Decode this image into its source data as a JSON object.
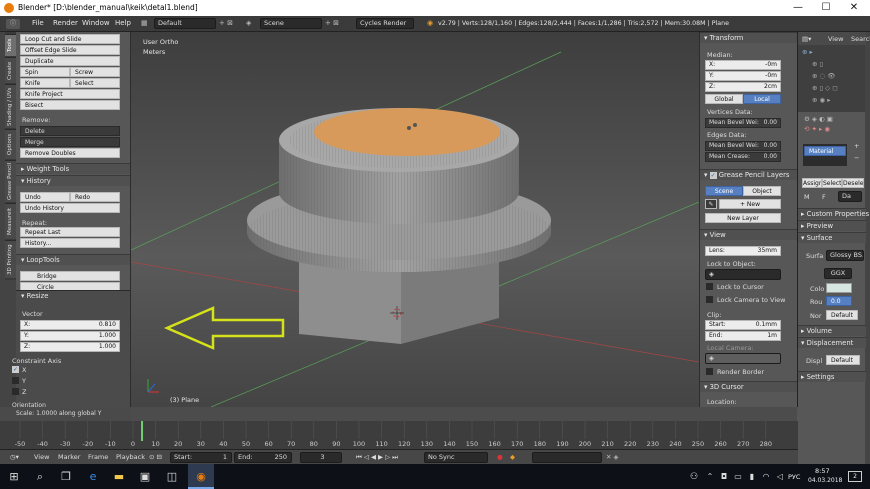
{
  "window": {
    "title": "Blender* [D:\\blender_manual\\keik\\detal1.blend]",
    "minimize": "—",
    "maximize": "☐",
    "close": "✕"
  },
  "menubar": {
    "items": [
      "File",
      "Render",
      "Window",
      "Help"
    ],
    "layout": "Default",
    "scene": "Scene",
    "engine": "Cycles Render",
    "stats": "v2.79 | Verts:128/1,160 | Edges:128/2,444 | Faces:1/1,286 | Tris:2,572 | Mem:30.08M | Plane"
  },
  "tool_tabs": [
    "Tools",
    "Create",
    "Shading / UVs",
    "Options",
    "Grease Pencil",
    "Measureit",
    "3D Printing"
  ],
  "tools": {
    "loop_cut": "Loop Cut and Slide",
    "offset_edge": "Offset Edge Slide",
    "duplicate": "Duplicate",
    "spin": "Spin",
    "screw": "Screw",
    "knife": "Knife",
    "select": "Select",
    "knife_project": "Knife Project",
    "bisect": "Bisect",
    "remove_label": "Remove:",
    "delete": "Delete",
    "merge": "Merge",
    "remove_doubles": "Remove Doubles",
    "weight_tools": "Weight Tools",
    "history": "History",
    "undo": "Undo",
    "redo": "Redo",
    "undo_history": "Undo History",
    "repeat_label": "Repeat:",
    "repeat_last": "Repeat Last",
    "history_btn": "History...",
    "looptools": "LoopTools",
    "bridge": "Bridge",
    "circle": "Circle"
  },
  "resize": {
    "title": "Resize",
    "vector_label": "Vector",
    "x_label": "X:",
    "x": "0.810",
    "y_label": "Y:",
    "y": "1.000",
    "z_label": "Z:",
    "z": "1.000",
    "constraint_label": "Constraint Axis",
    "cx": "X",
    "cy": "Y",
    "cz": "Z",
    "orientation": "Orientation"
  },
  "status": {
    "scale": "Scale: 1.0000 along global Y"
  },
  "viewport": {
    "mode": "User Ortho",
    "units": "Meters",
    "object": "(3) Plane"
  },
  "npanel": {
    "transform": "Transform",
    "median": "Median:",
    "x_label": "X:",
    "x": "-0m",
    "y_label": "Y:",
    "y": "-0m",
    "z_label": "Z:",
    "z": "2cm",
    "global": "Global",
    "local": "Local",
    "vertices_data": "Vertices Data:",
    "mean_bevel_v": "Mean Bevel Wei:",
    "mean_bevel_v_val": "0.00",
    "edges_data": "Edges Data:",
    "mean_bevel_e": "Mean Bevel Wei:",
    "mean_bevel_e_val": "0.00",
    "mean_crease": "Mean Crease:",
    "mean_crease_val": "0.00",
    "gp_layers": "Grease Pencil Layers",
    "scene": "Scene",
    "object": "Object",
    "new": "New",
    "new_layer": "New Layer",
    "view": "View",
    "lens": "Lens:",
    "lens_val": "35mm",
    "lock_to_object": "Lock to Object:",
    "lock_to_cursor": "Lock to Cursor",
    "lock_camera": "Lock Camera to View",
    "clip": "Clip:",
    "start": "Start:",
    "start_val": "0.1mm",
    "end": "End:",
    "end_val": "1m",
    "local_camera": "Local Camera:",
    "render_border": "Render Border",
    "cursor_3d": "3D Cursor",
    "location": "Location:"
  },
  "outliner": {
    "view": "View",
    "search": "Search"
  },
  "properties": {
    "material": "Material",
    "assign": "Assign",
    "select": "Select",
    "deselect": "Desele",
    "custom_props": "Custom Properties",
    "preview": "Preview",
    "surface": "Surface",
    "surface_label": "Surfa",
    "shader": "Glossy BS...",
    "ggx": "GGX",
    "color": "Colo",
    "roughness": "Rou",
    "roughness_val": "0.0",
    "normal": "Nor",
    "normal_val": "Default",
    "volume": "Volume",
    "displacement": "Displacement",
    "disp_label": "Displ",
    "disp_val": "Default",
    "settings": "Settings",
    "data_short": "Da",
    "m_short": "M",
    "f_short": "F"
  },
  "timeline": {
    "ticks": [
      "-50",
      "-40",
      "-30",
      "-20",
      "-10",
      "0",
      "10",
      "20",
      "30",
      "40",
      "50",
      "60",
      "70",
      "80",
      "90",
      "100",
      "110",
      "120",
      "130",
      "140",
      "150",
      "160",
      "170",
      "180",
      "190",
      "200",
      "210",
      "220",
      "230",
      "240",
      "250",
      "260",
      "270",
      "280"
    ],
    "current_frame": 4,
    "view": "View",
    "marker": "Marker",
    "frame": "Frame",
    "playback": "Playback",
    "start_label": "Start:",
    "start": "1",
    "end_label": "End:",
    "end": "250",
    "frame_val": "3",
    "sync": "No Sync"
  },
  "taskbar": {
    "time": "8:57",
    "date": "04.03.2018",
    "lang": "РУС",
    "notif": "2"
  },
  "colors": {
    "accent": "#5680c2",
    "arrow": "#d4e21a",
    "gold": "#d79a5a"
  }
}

━━━━━━━━

■ TO DO
Print each entry shown above with exact wording and no pictures.

■ RESULT BELOW
Decode this image into its source data as a JSON object.
{
  "window": {
    "title": "Blender* [D:\\blender_manual\\keik\\detal1.blend]",
    "minimize": "—",
    "maximize": "☐",
    "close": "✕"
  },
  "menubar": {
    "items": [
      "File",
      "Render",
      "Window",
      "Help"
    ],
    "layout": "Default",
    "scene": "Scene",
    "engine": "Cycles Render",
    "stats": "v2.79 | Verts:128/1,160 | Edges:128/2,444 | Faces:1/1,286 | Tris:2,572 | Mem:30.08M | Plane"
  },
  "tool_tabs": [
    "Tools",
    "Create",
    "Shading / UVs",
    "Options",
    "Grease Pencil",
    "Measureit",
    "3D Printing"
  ],
  "tools": {
    "loop_cut": "Loop Cut and Slide",
    "offset_edge": "Offset Edge Slide",
    "duplicate": "Duplicate",
    "spin": "Spin",
    "screw": "Screw",
    "knife": "Knife",
    "select": "Select",
    "knife_project": "Knife Project",
    "bisect": "Bisect",
    "remove_label": "Remove:",
    "delete": "Delete",
    "merge": "Merge",
    "remove_doubles": "Remove Doubles",
    "weight_tools": "Weight Tools",
    "history": "History",
    "undo": "Undo",
    "redo": "Redo",
    "undo_history": "Undo History",
    "repeat_label": "Repeat:",
    "repeat_last": "Repeat Last",
    "history_btn": "History...",
    "looptools": "LoopTools",
    "bridge": "Bridge",
    "circle": "Circle"
  },
  "resize": {
    "title": "Resize",
    "vector_label": "Vector",
    "x_label": "X:",
    "x": "0.810",
    "y_label": "Y:",
    "y": "1.000",
    "z_label": "Z:",
    "z": "1.000",
    "constraint_label": "Constraint Axis",
    "cx": "X",
    "cy": "Y",
    "cz": "Z",
    "orientation": "Orientation"
  },
  "status": {
    "scale": "Scale: 1.0000 along global Y"
  },
  "viewport": {
    "mode": "User Ortho",
    "units": "Meters",
    "object": "(3) Plane"
  },
  "npanel": {
    "transform": "Transform",
    "median": "Median:",
    "x_label": "X:",
    "x": "-0m",
    "y_label": "Y:",
    "y": "-0m",
    "z_label": "Z:",
    "z": "2cm",
    "global": "Global",
    "local": "Local",
    "vertices_data": "Vertices Data:",
    "mean_bevel_v": "Mean Bevel Wei:",
    "mean_bevel_v_val": "0.00",
    "edges_data": "Edges Data:",
    "mean_bevel_e": "Mean Bevel Wei:",
    "mean_bevel_e_val": "0.00",
    "mean_crease": "Mean Crease:",
    "mean_crease_val": "0.00",
    "gp_layers": "Grease Pencil Layers",
    "scene": "Scene",
    "object": "Object",
    "new": "New",
    "new_layer": "New Layer",
    "view": "View",
    "lens": "Lens:",
    "lens_val": "35mm",
    "lock_to_object": "Lock to Object:",
    "lock_to_cursor": "Lock to Cursor",
    "lock_camera": "Lock Camera to View",
    "clip": "Clip:",
    "start": "Start:",
    "start_val": "0.1mm",
    "end": "End:",
    "end_val": "1m",
    "local_camera": "Local Camera:",
    "render_border": "Render Border",
    "cursor_3d": "3D Cursor",
    "location": "Location:"
  },
  "outliner": {
    "view": "View",
    "search": "Search"
  },
  "properties": {
    "material": "Material",
    "assign": "Assign",
    "select": "Select",
    "deselect": "Desele",
    "custom_props": "Custom Properties",
    "preview": "Preview",
    "surface": "Surface",
    "surface_label": "Surfa",
    "shader": "Glossy BS...",
    "ggx": "GGX",
    "color": "Colo",
    "roughness": "Rou",
    "roughness_val": "0.0",
    "normal": "Nor",
    "normal_val": "Default",
    "volume": "Volume",
    "displacement": "Displacement",
    "disp_label": "Displ",
    "disp_val": "Default",
    "settings": "Settings",
    "data_short": "Da",
    "m_short": "M",
    "f_short": "F"
  },
  "timeline": {
    "ticks": [
      "-50",
      "-40",
      "-30",
      "-20",
      "-10",
      "0",
      "10",
      "20",
      "30",
      "40",
      "50",
      "60",
      "70",
      "80",
      "90",
      "100",
      "110",
      "120",
      "130",
      "140",
      "150",
      "160",
      "170",
      "180",
      "190",
      "200",
      "210",
      "220",
      "230",
      "240",
      "250",
      "260",
      "270",
      "280"
    ],
    "current_frame": 4,
    "view": "View",
    "marker": "Marker",
    "frame": "Frame",
    "playback": "Playback",
    "start_label": "Start:",
    "start": "1",
    "end_label": "End:",
    "end": "250",
    "frame_val": "3",
    "sync": "No Sync"
  },
  "taskbar": {
    "time": "8:57",
    "date": "04.03.2018",
    "lang": "РУС",
    "notif": "2"
  },
  "colors": {
    "accent": "#5680c2",
    "arrow": "#d4e21a",
    "gold": "#d79a5a"
  }
}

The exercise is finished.